>> begin Record list

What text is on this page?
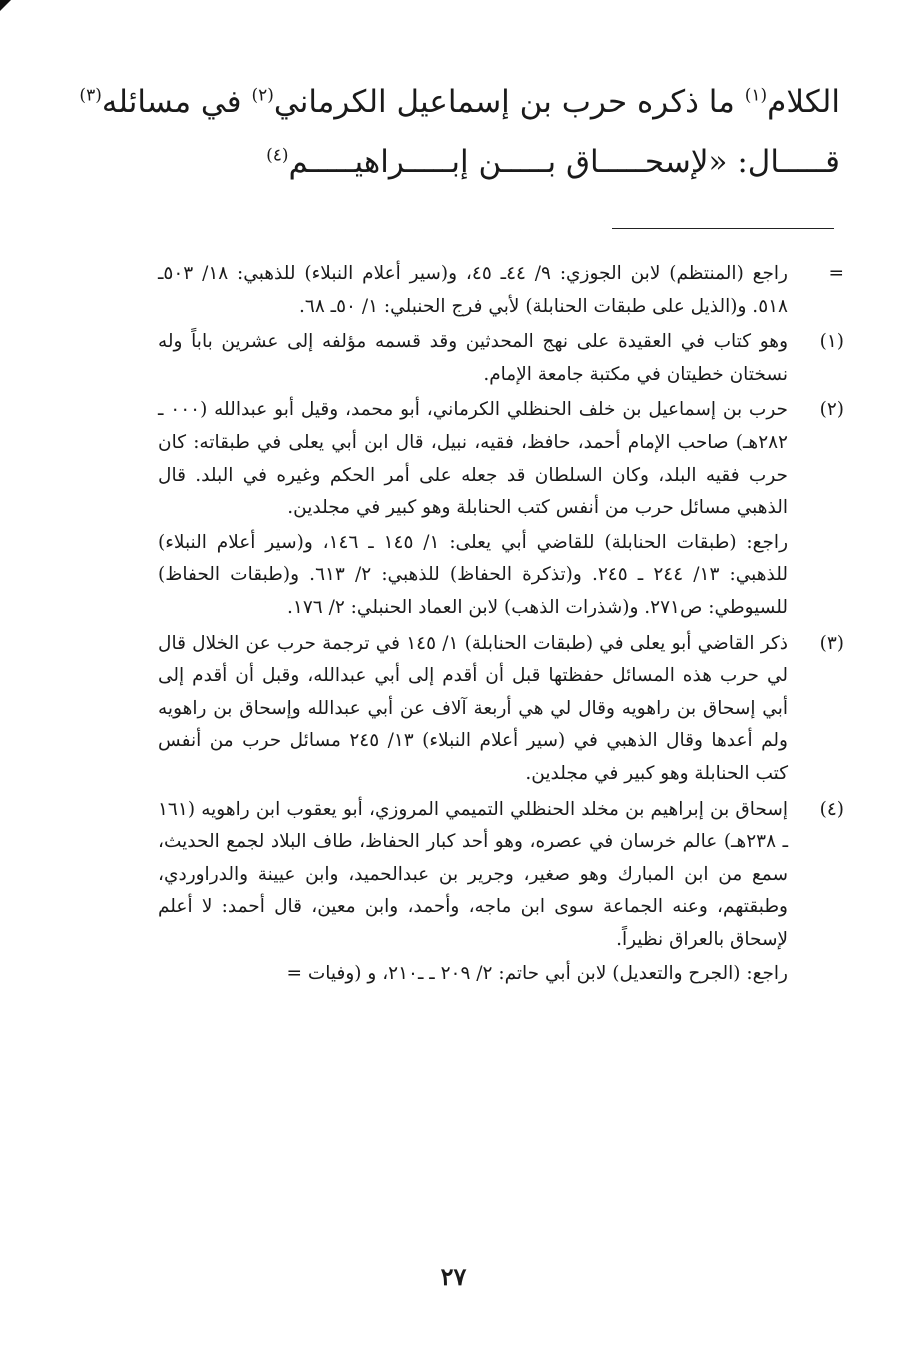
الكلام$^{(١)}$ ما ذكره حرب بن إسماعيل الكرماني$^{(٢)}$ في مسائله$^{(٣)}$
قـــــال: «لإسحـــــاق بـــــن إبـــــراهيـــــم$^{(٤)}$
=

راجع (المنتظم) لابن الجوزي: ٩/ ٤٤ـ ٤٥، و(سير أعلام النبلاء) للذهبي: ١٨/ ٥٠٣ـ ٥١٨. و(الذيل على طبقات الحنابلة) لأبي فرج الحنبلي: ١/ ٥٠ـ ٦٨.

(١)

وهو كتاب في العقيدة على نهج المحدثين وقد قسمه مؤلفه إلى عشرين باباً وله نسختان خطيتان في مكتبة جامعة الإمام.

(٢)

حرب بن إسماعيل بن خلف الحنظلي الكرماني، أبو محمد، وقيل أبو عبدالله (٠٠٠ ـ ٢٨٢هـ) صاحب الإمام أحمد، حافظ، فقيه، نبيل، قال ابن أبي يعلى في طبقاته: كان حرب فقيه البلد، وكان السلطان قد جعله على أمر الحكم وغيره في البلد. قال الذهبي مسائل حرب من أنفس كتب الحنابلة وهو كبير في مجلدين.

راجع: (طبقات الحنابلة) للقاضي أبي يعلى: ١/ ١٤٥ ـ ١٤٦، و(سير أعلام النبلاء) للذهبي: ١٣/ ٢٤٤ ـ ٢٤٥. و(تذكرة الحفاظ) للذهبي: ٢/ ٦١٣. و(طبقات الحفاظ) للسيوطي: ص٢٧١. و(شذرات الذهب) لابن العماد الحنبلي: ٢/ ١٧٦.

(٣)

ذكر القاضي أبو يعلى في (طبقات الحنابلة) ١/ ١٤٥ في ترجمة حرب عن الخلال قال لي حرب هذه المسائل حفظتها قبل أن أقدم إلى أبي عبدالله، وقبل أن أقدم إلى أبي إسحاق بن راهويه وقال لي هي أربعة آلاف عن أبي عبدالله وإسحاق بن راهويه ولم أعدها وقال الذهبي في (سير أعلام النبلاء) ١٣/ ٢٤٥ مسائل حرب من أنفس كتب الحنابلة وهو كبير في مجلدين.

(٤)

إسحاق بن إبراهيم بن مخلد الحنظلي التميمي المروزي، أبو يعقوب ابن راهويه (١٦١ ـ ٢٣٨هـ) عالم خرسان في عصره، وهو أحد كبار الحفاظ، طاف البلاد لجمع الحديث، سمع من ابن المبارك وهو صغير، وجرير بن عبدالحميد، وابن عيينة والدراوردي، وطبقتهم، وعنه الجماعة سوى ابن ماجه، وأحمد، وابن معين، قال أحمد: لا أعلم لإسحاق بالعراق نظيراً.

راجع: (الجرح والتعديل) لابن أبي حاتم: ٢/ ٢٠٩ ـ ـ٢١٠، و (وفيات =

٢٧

>> end Record list

Instructions for the task
Leave every image out, and retype the material exactly.

Written solution
What text is on this page?
الكلام$^{(١)}$ ما ذكره حرب بن إسماعيل الكرماني$^{(٢)}$ في مسائله$^{(٣)}$
قـــــال: «لإسحـــــاق بـــــن إبـــــراهيـــــم$^{(٤)}$
=

راجع (المنتظم) لابن الجوزي: ٩/ ٤٤ـ ٤٥، و(سير أعلام النبلاء) للذهبي: ١٨/ ٥٠٣ـ ٥١٨. و(الذيل على طبقات الحنابلة) لأبي فرج الحنبلي: ١/ ٥٠ـ ٦٨.

(١)

وهو كتاب في العقيدة على نهج المحدثين وقد قسمه مؤلفه إلى عشرين باباً وله نسختان خطيتان في مكتبة جامعة الإمام.

(٢)

حرب بن إسماعيل بن خلف الحنظلي الكرماني، أبو محمد، وقيل أبو عبدالله (٠٠٠ ـ ٢٨٢هـ) صاحب الإمام أحمد، حافظ، فقيه، نبيل، قال ابن أبي يعلى في طبقاته: كان حرب فقيه البلد، وكان السلطان قد جعله على أمر الحكم وغيره في البلد. قال الذهبي مسائل حرب من أنفس كتب الحنابلة وهو كبير في مجلدين.

راجع: (طبقات الحنابلة) للقاضي أبي يعلى: ١/ ١٤٥ ـ ١٤٦، و(سير أعلام النبلاء) للذهبي: ١٣/ ٢٤٤ ـ ٢٤٥. و(تذكرة الحفاظ) للذهبي: ٢/ ٦١٣. و(طبقات الحفاظ) للسيوطي: ص٢٧١. و(شذرات الذهب) لابن العماد الحنبلي: ٢/ ١٧٦.

(٣)

ذكر القاضي أبو يعلى في (طبقات الحنابلة) ١/ ١٤٥ في ترجمة حرب عن الخلال قال لي حرب هذه المسائل حفظتها قبل أن أقدم إلى أبي عبدالله، وقبل أن أقدم إلى أبي إسحاق بن راهويه وقال لي هي أربعة آلاف عن أبي عبدالله وإسحاق بن راهويه ولم أعدها وقال الذهبي في (سير أعلام النبلاء) ١٣/ ٢٤٥ مسائل حرب من أنفس كتب الحنابلة وهو كبير في مجلدين.

(٤)

إسحاق بن إبراهيم بن مخلد الحنظلي التميمي المروزي، أبو يعقوب ابن راهويه (١٦١ ـ ٢٣٨هـ) عالم خرسان في عصره، وهو أحد كبار الحفاظ، طاف البلاد لجمع الحديث، سمع من ابن المبارك وهو صغير، وجرير بن عبدالحميد، وابن عيينة والدراوردي، وطبقتهم، وعنه الجماعة سوى ابن ماجه، وأحمد، وابن معين، قال أحمد: لا أعلم لإسحاق بالعراق نظيراً.

راجع: (الجرح والتعديل) لابن أبي حاتم: ٢/ ٢٠٩ ـ ـ٢١٠، و (وفيات =

٢٧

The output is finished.